Figure dataset records:
►

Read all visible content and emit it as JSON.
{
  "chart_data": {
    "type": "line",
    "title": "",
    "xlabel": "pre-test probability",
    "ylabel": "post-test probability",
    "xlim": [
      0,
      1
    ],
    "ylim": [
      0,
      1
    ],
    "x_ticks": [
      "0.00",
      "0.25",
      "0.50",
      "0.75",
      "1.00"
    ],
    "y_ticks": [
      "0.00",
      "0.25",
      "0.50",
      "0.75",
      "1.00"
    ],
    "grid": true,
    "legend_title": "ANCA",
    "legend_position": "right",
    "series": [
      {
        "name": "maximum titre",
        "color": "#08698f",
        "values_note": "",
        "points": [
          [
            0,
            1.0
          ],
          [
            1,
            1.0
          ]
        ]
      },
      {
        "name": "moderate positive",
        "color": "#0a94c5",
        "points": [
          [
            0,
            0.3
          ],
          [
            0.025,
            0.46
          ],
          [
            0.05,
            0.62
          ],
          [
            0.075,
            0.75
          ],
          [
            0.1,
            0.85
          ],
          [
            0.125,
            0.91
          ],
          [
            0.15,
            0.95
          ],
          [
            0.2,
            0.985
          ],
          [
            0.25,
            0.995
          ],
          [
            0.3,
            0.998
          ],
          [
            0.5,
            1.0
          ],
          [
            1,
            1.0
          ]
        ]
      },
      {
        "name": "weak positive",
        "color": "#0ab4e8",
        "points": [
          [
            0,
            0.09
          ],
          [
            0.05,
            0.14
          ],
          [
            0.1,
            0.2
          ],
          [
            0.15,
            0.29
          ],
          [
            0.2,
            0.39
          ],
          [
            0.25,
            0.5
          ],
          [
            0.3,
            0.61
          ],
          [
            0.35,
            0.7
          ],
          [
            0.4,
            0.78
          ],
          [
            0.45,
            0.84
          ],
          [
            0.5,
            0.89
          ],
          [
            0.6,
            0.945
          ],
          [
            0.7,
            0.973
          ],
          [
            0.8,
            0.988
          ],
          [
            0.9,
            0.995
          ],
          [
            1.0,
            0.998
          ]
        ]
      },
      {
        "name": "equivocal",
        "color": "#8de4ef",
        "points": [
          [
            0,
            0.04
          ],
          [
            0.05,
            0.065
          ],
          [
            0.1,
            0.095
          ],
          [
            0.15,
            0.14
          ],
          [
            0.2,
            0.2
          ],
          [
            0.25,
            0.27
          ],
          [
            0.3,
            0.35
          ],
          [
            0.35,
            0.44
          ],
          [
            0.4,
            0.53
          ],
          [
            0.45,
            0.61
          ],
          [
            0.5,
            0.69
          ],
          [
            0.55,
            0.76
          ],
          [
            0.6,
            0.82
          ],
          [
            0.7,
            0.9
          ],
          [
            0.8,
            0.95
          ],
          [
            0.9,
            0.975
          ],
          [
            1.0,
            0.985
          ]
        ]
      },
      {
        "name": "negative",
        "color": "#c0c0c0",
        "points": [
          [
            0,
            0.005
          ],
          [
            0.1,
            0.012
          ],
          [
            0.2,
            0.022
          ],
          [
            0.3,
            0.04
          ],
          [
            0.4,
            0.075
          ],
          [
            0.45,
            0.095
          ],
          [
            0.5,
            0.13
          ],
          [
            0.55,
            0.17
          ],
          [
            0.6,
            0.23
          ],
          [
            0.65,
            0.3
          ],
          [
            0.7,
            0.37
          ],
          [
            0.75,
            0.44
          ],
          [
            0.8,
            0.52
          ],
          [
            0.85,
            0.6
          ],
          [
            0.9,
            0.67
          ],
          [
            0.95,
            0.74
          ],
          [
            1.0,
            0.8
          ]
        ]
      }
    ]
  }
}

◄

**WORK INSTRUCTIONS**
Every record above needs to be repeated word for word.

**THE REPLY**
Read all visible content and emit it as JSON.
{
  "chart_data": {
    "type": "line",
    "title": "",
    "xlabel": "pre-test probability",
    "ylabel": "post-test probability",
    "xlim": [
      0,
      1
    ],
    "ylim": [
      0,
      1
    ],
    "x_ticks": [
      "0.00",
      "0.25",
      "0.50",
      "0.75",
      "1.00"
    ],
    "y_ticks": [
      "0.00",
      "0.25",
      "0.50",
      "0.75",
      "1.00"
    ],
    "grid": true,
    "legend_title": "ANCA",
    "legend_position": "right",
    "series": [
      {
        "name": "maximum titre",
        "color": "#08698f",
        "values_note": "",
        "points": [
          [
            0,
            1.0
          ],
          [
            1,
            1.0
          ]
        ]
      },
      {
        "name": "moderate positive",
        "color": "#0a94c5",
        "points": [
          [
            0,
            0.3
          ],
          [
            0.025,
            0.46
          ],
          [
            0.05,
            0.62
          ],
          [
            0.075,
            0.75
          ],
          [
            0.1,
            0.85
          ],
          [
            0.125,
            0.91
          ],
          [
            0.15,
            0.95
          ],
          [
            0.2,
            0.985
          ],
          [
            0.25,
            0.995
          ],
          [
            0.3,
            0.998
          ],
          [
            0.5,
            1.0
          ],
          [
            1,
            1.0
          ]
        ]
      },
      {
        "name": "weak positive",
        "color": "#0ab4e8",
        "points": [
          [
            0,
            0.09
          ],
          [
            0.05,
            0.14
          ],
          [
            0.1,
            0.2
          ],
          [
            0.15,
            0.29
          ],
          [
            0.2,
            0.39
          ],
          [
            0.25,
            0.5
          ],
          [
            0.3,
            0.61
          ],
          [
            0.35,
            0.7
          ],
          [
            0.4,
            0.78
          ],
          [
            0.45,
            0.84
          ],
          [
            0.5,
            0.89
          ],
          [
            0.6,
            0.945
          ],
          [
            0.7,
            0.973
          ],
          [
            0.8,
            0.988
          ],
          [
            0.9,
            0.995
          ],
          [
            1.0,
            0.998
          ]
        ]
      },
      {
        "name": "equivocal",
        "color": "#8de4ef",
        "points": [
          [
            0,
            0.04
          ],
          [
            0.05,
            0.065
          ],
          [
            0.1,
            0.095
          ],
          [
            0.15,
            0.14
          ],
          [
            0.2,
            0.2
          ],
          [
            0.25,
            0.27
          ],
          [
            0.3,
            0.35
          ],
          [
            0.35,
            0.44
          ],
          [
            0.4,
            0.53
          ],
          [
            0.45,
            0.61
          ],
          [
            0.5,
            0.69
          ],
          [
            0.55,
            0.76
          ],
          [
            0.6,
            0.82
          ],
          [
            0.7,
            0.9
          ],
          [
            0.8,
            0.95
          ],
          [
            0.9,
            0.975
          ],
          [
            1.0,
            0.985
          ]
        ]
      },
      {
        "name": "negative",
        "color": "#c0c0c0",
        "points": [
          [
            0,
            0.005
          ],
          [
            0.1,
            0.012
          ],
          [
            0.2,
            0.022
          ],
          [
            0.3,
            0.04
          ],
          [
            0.4,
            0.075
          ],
          [
            0.45,
            0.095
          ],
          [
            0.5,
            0.13
          ],
          [
            0.55,
            0.17
          ],
          [
            0.6,
            0.23
          ],
          [
            0.65,
            0.3
          ],
          [
            0.7,
            0.37
          ],
          [
            0.75,
            0.44
          ],
          [
            0.8,
            0.52
          ],
          [
            0.85,
            0.6
          ],
          [
            0.9,
            0.67
          ],
          [
            0.95,
            0.74
          ],
          [
            1.0,
            0.8
          ]
        ]
      }
    ]
  }
}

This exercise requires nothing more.